## BRIEF
Pull out every row below that contains the word "date", copying each one in full.

## RECORD LIST
■ ■ ■

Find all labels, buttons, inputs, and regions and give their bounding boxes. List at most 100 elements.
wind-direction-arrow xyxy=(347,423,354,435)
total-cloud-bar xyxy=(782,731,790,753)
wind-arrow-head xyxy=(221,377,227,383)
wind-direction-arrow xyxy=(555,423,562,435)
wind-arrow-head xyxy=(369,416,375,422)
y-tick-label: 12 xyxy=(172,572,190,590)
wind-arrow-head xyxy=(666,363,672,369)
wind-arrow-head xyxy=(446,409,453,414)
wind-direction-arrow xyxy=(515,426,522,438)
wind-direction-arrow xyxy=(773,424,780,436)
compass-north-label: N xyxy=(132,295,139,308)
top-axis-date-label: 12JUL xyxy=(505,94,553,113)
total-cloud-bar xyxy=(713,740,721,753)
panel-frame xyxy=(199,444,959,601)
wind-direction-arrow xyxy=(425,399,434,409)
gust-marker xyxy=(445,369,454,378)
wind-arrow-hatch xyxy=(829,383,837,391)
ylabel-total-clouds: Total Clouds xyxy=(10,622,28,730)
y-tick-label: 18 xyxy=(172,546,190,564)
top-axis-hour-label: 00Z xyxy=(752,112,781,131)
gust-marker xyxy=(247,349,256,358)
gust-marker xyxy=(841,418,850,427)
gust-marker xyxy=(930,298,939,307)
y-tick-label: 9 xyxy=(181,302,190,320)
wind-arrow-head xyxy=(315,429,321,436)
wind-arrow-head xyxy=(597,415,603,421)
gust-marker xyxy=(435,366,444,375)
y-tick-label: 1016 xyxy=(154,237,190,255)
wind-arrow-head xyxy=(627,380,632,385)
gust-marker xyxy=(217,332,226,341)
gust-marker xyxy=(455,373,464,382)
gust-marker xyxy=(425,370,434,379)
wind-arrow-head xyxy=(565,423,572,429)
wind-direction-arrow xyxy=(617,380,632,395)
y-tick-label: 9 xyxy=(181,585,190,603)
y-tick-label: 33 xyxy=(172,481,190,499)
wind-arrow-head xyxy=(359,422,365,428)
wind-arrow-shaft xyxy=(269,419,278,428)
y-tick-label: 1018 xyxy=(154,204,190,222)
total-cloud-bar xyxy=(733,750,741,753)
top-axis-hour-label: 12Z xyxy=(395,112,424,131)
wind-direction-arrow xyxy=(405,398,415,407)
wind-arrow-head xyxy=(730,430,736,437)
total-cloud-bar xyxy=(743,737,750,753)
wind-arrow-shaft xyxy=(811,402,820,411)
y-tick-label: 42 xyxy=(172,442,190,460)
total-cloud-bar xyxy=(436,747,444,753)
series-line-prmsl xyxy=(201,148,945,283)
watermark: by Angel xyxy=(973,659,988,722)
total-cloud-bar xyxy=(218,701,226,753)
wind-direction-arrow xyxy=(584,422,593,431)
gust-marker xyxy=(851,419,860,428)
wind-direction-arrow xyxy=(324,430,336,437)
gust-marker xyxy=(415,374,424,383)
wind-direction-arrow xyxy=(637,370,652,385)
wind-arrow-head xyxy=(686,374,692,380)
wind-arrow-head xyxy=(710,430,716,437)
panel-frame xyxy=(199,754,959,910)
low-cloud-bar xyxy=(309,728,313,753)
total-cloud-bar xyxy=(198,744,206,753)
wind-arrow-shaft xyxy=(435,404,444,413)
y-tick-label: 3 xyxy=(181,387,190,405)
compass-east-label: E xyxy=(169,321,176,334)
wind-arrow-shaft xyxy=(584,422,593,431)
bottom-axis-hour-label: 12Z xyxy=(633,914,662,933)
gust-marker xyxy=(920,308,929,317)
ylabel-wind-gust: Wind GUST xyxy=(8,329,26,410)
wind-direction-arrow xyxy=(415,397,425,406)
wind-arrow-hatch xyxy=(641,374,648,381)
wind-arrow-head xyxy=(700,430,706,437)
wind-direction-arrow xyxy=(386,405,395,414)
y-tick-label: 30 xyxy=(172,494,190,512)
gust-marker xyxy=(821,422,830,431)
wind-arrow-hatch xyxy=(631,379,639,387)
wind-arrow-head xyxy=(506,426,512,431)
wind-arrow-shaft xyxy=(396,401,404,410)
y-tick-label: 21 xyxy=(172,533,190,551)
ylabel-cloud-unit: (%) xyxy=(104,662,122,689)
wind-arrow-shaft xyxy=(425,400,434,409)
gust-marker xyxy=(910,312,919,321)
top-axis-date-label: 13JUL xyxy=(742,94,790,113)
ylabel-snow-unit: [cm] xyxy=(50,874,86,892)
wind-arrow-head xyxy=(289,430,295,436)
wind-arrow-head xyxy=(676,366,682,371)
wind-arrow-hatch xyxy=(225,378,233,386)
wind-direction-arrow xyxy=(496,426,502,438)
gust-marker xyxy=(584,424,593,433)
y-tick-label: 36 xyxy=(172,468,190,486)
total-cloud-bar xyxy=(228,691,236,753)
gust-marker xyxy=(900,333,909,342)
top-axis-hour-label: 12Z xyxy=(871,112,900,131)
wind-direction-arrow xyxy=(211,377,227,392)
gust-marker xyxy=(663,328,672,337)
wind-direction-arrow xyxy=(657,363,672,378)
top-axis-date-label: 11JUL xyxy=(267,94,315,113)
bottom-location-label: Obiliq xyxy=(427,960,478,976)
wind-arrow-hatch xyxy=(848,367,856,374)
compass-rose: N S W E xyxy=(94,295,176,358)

■ ■ ■

## ANSWER FOR THE TASK
top-axis-date-label: 12JUL xyxy=(505,94,553,113)
top-axis-date-label: 13JUL xyxy=(742,94,790,113)
top-axis-date-label: 11JUL xyxy=(267,94,315,113)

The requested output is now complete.